── Given information ──

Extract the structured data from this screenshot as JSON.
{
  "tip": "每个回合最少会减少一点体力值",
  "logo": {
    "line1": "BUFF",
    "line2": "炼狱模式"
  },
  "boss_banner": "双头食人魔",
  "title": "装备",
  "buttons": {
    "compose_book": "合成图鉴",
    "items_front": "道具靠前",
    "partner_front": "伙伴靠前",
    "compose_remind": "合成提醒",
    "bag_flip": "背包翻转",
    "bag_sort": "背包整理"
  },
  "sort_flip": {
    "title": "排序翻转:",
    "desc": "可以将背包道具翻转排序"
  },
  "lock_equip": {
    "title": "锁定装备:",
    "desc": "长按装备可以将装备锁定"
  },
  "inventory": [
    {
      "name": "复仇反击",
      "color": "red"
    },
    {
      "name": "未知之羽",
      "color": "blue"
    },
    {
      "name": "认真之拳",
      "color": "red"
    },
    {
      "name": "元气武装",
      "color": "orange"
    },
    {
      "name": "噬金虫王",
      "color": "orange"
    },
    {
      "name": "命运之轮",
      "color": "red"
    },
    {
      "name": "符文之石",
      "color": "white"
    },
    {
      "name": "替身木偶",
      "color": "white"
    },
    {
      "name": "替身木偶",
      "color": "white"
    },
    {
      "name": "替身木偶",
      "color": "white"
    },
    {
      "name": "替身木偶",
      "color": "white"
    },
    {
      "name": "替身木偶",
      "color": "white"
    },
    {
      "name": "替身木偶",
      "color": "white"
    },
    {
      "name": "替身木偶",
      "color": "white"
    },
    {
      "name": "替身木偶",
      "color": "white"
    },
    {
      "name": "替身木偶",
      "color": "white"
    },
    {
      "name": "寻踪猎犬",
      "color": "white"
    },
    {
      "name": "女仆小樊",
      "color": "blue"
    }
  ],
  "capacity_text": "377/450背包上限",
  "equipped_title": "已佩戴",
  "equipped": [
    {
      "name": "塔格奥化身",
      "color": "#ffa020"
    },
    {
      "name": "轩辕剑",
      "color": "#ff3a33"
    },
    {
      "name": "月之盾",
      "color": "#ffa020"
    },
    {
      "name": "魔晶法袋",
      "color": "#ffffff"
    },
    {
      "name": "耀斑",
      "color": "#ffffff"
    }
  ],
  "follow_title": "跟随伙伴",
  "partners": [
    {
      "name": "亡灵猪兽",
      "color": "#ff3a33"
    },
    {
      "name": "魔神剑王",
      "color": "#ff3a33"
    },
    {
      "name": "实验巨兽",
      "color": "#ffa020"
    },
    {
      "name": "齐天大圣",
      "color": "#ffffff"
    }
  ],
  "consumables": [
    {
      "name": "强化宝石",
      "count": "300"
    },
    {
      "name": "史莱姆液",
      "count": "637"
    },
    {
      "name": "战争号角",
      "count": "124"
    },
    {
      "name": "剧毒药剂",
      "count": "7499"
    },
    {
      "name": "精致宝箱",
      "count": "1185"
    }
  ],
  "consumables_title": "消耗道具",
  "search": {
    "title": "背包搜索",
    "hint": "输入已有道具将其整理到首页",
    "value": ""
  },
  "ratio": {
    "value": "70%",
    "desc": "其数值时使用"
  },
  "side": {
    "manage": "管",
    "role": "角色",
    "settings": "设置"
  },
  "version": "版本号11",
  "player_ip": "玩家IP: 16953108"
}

───

Your task: Give the complete listing a second time, exactly as it reads.

Exercise output:
Extract the structured data from this screenshot as JSON.
{
  "tip": "每个回合最少会减少一点体力值",
  "logo": {
    "line1": "BUFF",
    "line2": "炼狱模式"
  },
  "boss_banner": "双头食人魔",
  "title": "装备",
  "buttons": {
    "compose_book": "合成图鉴",
    "items_front": "道具靠前",
    "partner_front": "伙伴靠前",
    "compose_remind": "合成提醒",
    "bag_flip": "背包翻转",
    "bag_sort": "背包整理"
  },
  "sort_flip": {
    "title": "排序翻转:",
    "desc": "可以将背包道具翻转排序"
  },
  "lock_equip": {
    "title": "锁定装备:",
    "desc": "长按装备可以将装备锁定"
  },
  "inventory": [
    {
      "name": "复仇反击",
      "color": "red"
    },
    {
      "name": "未知之羽",
      "color": "blue"
    },
    {
      "name": "认真之拳",
      "color": "red"
    },
    {
      "name": "元气武装",
      "color": "orange"
    },
    {
      "name": "噬金虫王",
      "color": "orange"
    },
    {
      "name": "命运之轮",
      "color": "red"
    },
    {
      "name": "符文之石",
      "color": "white"
    },
    {
      "name": "替身木偶",
      "color": "white"
    },
    {
      "name": "替身木偶",
      "color": "white"
    },
    {
      "name": "替身木偶",
      "color": "white"
    },
    {
      "name": "替身木偶",
      "color": "white"
    },
    {
      "name": "替身木偶",
      "color": "white"
    },
    {
      "name": "替身木偶",
      "color": "white"
    },
    {
      "name": "替身木偶",
      "color": "white"
    },
    {
      "name": "替身木偶",
      "color": "white"
    },
    {
      "name": "替身木偶",
      "color": "white"
    },
    {
      "name": "寻踪猎犬",
      "color": "white"
    },
    {
      "name": "女仆小樊",
      "color": "blue"
    }
  ],
  "capacity_text": "377/450背包上限",
  "equipped_title": "已佩戴",
  "equipped": [
    {
      "name": "塔格奥化身",
      "color": "#ffa020"
    },
    {
      "name": "轩辕剑",
      "color": "#ff3a33"
    },
    {
      "name": "月之盾",
      "color": "#ffa020"
    },
    {
      "name": "魔晶法袋",
      "color": "#ffffff"
    },
    {
      "name": "耀斑",
      "color": "#ffffff"
    }
  ],
  "follow_title": "跟随伙伴",
  "partners": [
    {
      "name": "亡灵猪兽",
      "color": "#ff3a33"
    },
    {
      "name": "魔神剑王",
      "color": "#ff3a33"
    },
    {
      "name": "实验巨兽",
      "color": "#ffa020"
    },
    {
      "name": "齐天大圣",
      "color": "#ffffff"
    }
  ],
  "consumables": [
    {
      "name": "强化宝石",
      "count": "300"
    },
    {
      "name": "史莱姆液",
      "count": "637"
    },
    {
      "name": "战争号角",
      "count": "124"
    },
    {
      "name": "剧毒药剂",
      "count": "7499"
    },
    {
      "name": "精致宝箱",
      "count": "1185"
    }
  ],
  "consumables_title": "消耗道具",
  "search": {
    "title": "背包搜索",
    "hint": "输入已有道具将其整理到首页",
    "value": ""
  },
  "ratio": {
    "value": "70%",
    "desc": "其数值时使用"
  },
  "side": {
    "manage": "管",
    "role": "角色",
    "settings": "设置"
  },
  "version": "版本号11",
  "player_ip": "玩家IP: 16953108"
}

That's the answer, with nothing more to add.